**TEXT EXCERPT**.
Meanwhile, on my Windows 7 box I have none of these problems. So, I've posted some speech samples using it. I gather from discussion on that site that 15 minutes of samples is a useful contribution. Is that right?
rao.nischal
August 13th, 2010, 01:28 PM
Thank you very much for submitting speech sample. Any amount of speech sample submitted is always better than nothing. :)
scadiforever
November 28th, 2010, 02:34 PM
Why Sphinx instead of Julius is used?
Thanks!
tenach
December 16th, 2010, 03:56 AM
Interesting. I think I will be following the development of VEDICS. :)
UndiFineD
December 17th, 2010, 06:11 AM
This is really cool,
I have been looking at the screencasts.
There some bugs though,
Is there a launchpad page ?
jacky.alcine
December 17th, 2010, 01:02 PM
No, I was looking for that when I stumbled upon VEDICS.
See for yourself ;)
https://launchpad.net/+search?field.text=vedics
I've spent days and nights now looking for perfect open-source alternatives in speech recognition, and all of them have their issues.
If they (somehow) merge, though, something tells me there wouldn't be so much of a problem. Julius has a BSD license and under Clause 4; it's anchoring it from having the code (re)distributed easily.
rao.nischal
July 12th, 2011, 02:02 PM
After quite a long gap, VEDICS-beta-0.4 has been released now. This delay is because we have been re-writing most part of the code in python. This move from C to python was done so that the new version VEDICS is compatible with GNOME 3. From next release onwards, we would make regular releases of VEDICS.

**DATASET ROWS**.
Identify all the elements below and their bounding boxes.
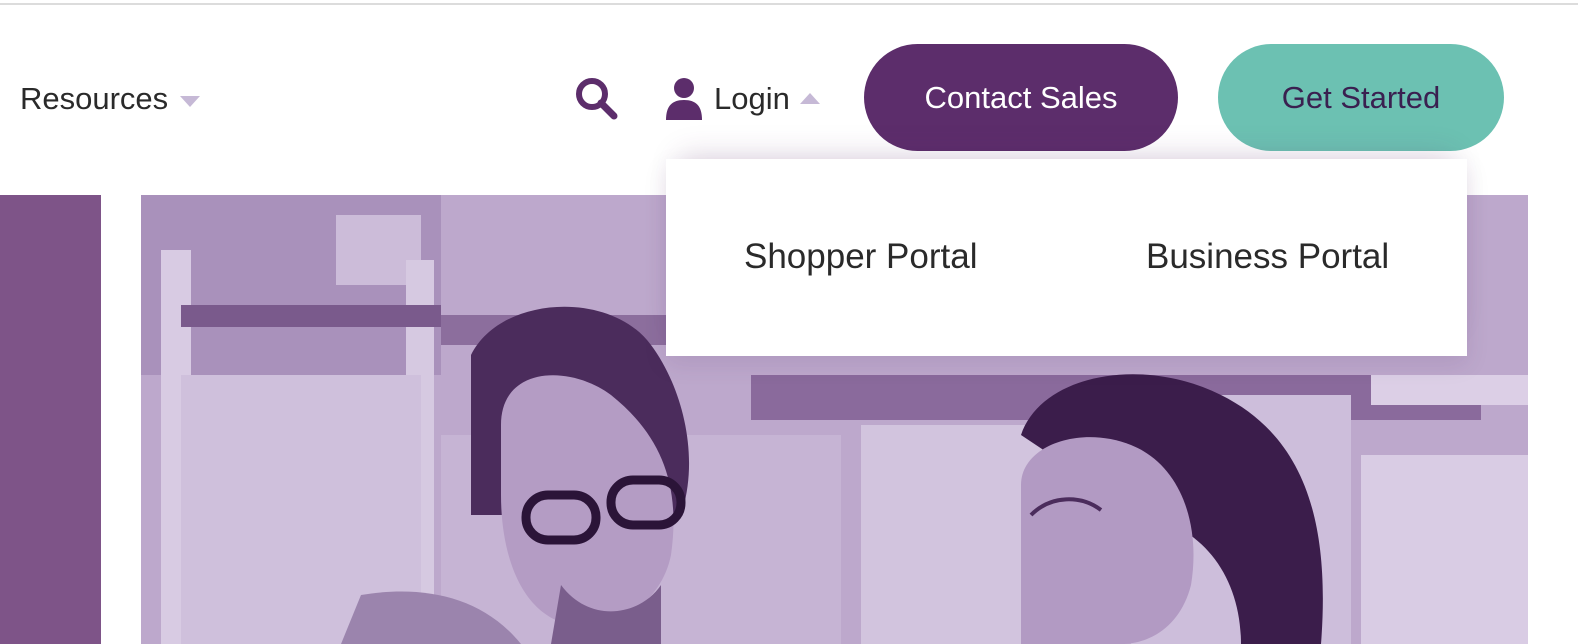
shopper-portal-link[interactable]: Shopper Portal [744, 221, 977, 293]
nav-resources-label: Resources [20, 81, 169, 116]
caret-up-icon [799, 92, 820, 104]
contact-sales-button[interactable]: Contact Sales [864, 44, 1178, 151]
login-menu[interactable]: Login [664, 74, 820, 124]
top-border [0, 3, 1578, 5]
get-started-button[interactable]: Get Started [1218, 44, 1504, 151]
hero-side-panel [0, 195, 101, 644]
business-portal-link[interactable]: Business Portal [1146, 221, 1389, 293]
user-icon [666, 78, 702, 120]
search-button[interactable] [572, 74, 622, 124]
login-label: Login [714, 81, 790, 116]
nav-resources[interactable]: Resources [20, 78, 201, 120]
search-icon [576, 78, 618, 120]
caret-down-icon [180, 95, 201, 107]
login-dropdown: Shopper Portal Business Portal [666, 159, 1467, 356]
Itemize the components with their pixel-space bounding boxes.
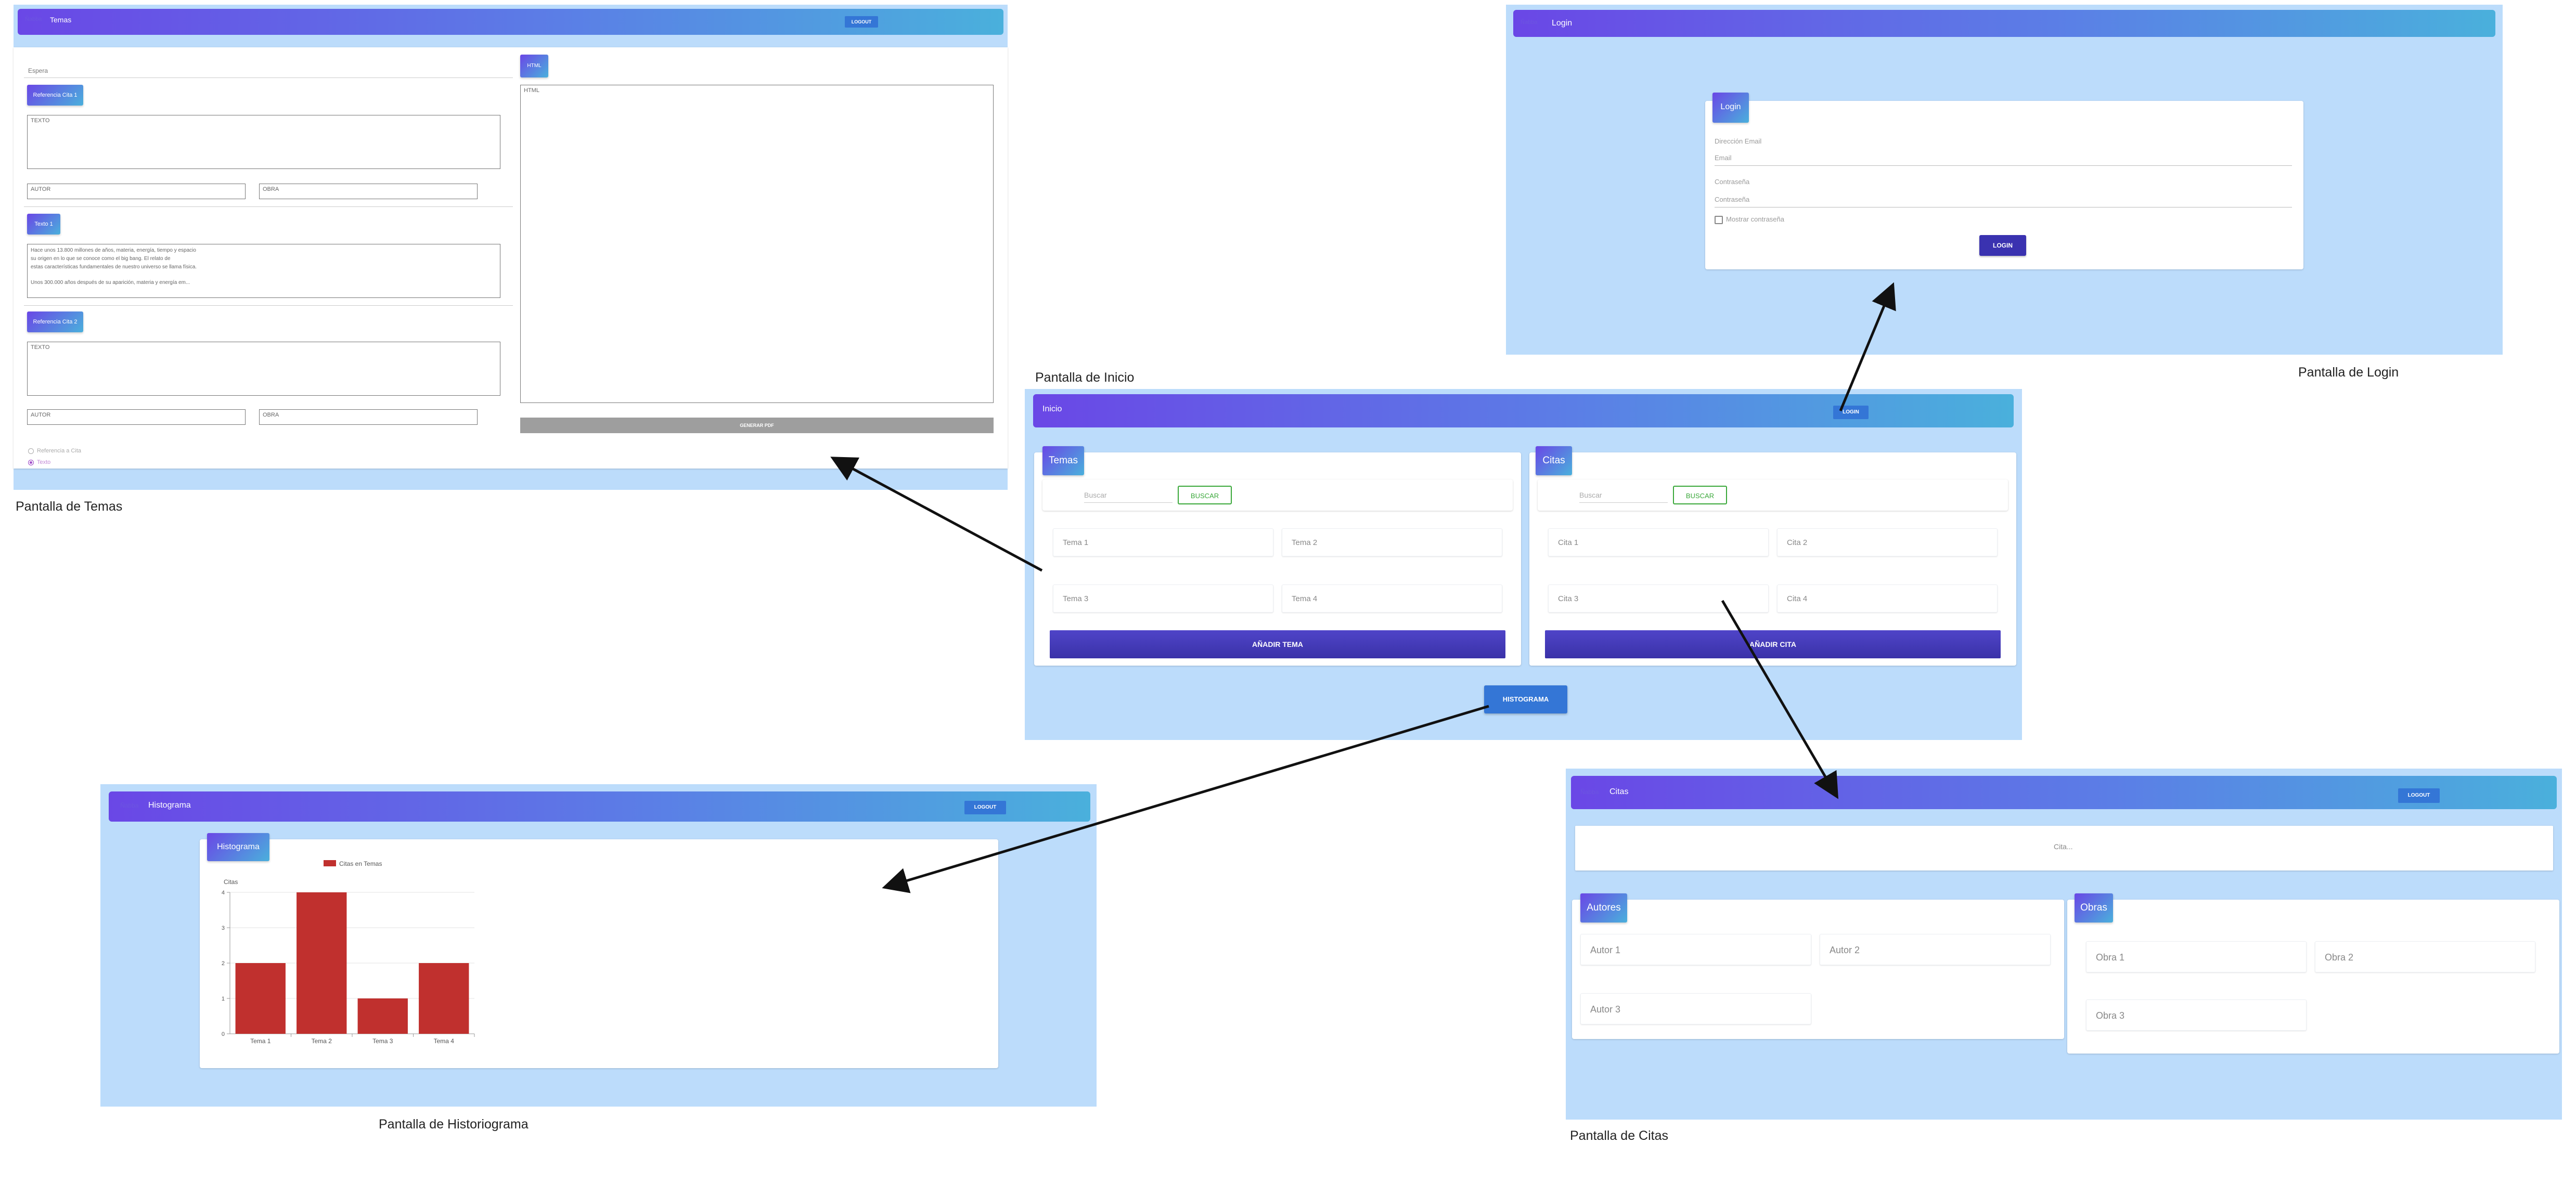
navigation-arrows (830, 282, 1896, 893)
arrow-inicio-to-histograma (882, 705, 1489, 893)
arrow-inicio-to-citas (1721, 600, 1839, 799)
arrow-inicio-to-login (1839, 282, 1896, 411)
arrow-inicio-to-temas (830, 457, 1043, 572)
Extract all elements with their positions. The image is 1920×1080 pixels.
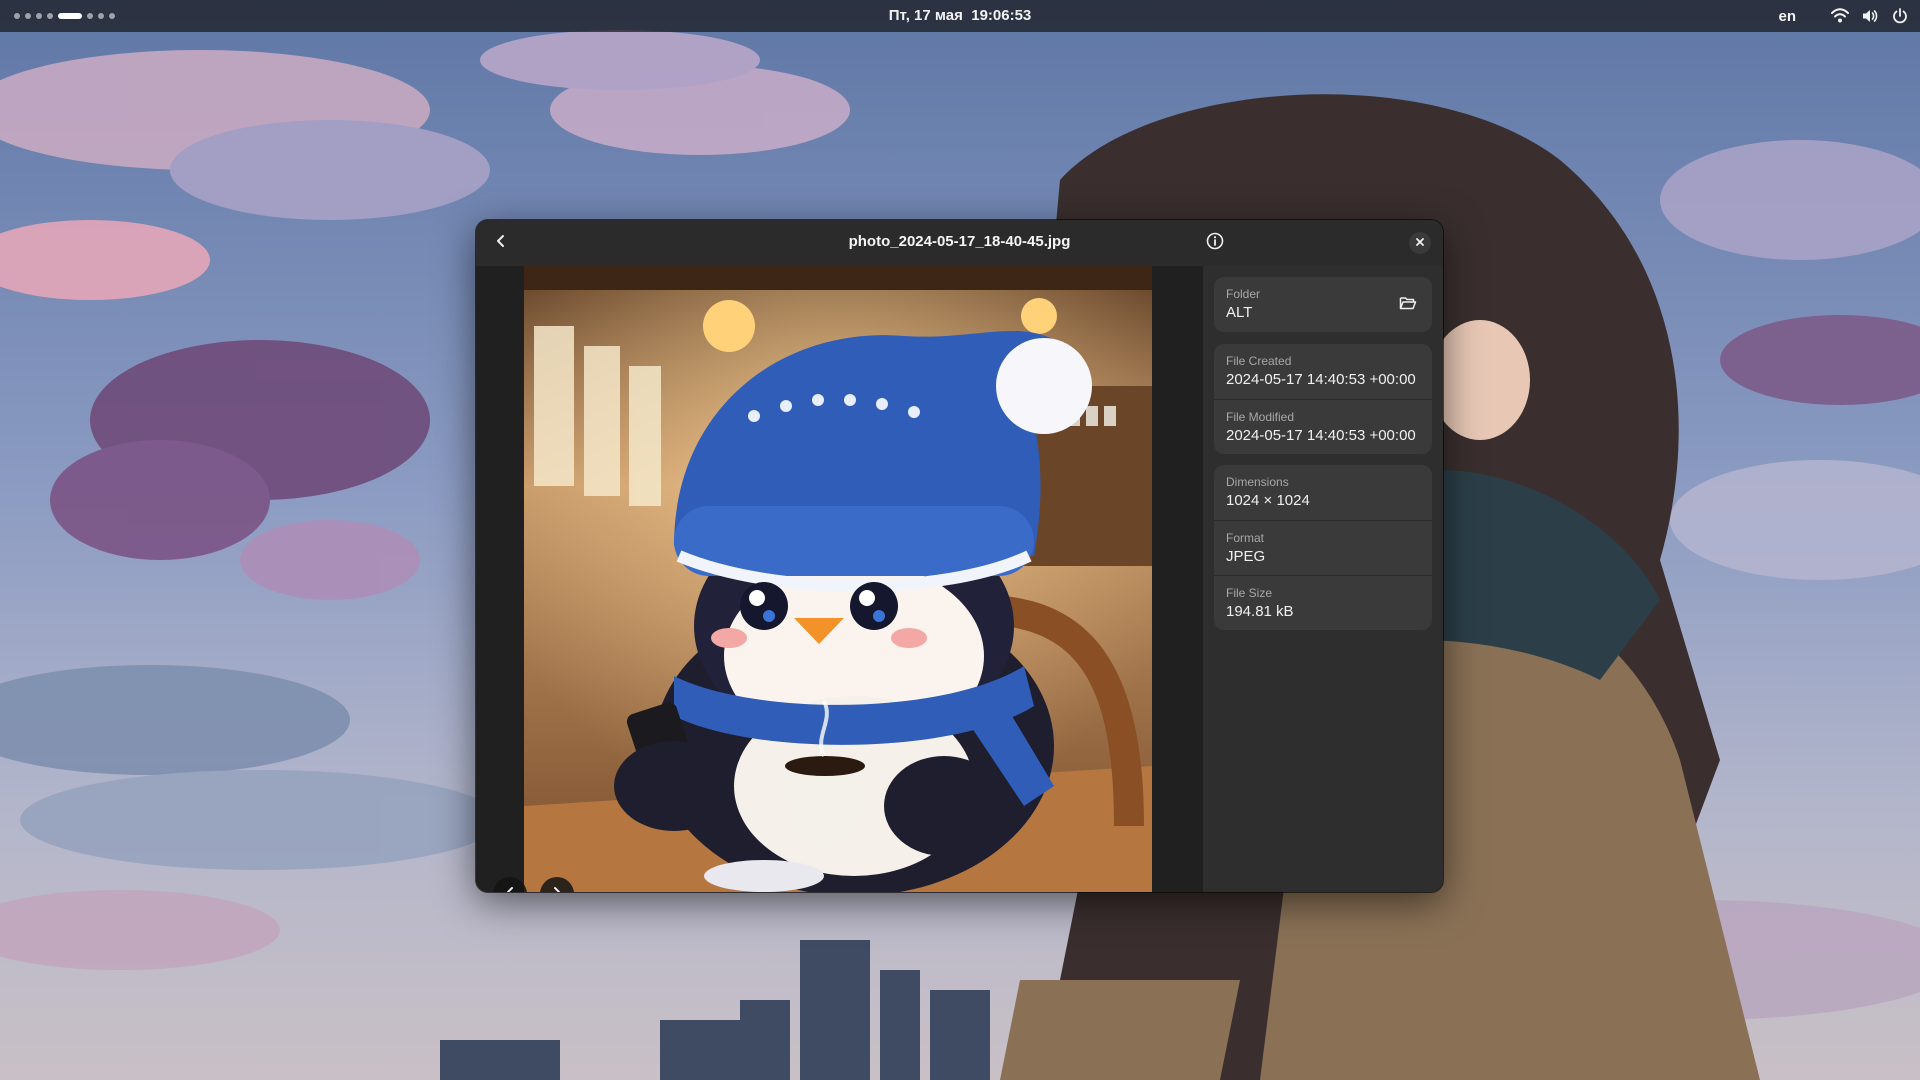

**DO THIS**.
In the forum thread about VEDICS, why was most of the code rewritten from C to Python for version beta-0.4?

**RESULT OF THIS EXERCISE**.
So the new version of VEDICS would be compatible with GNOME 3.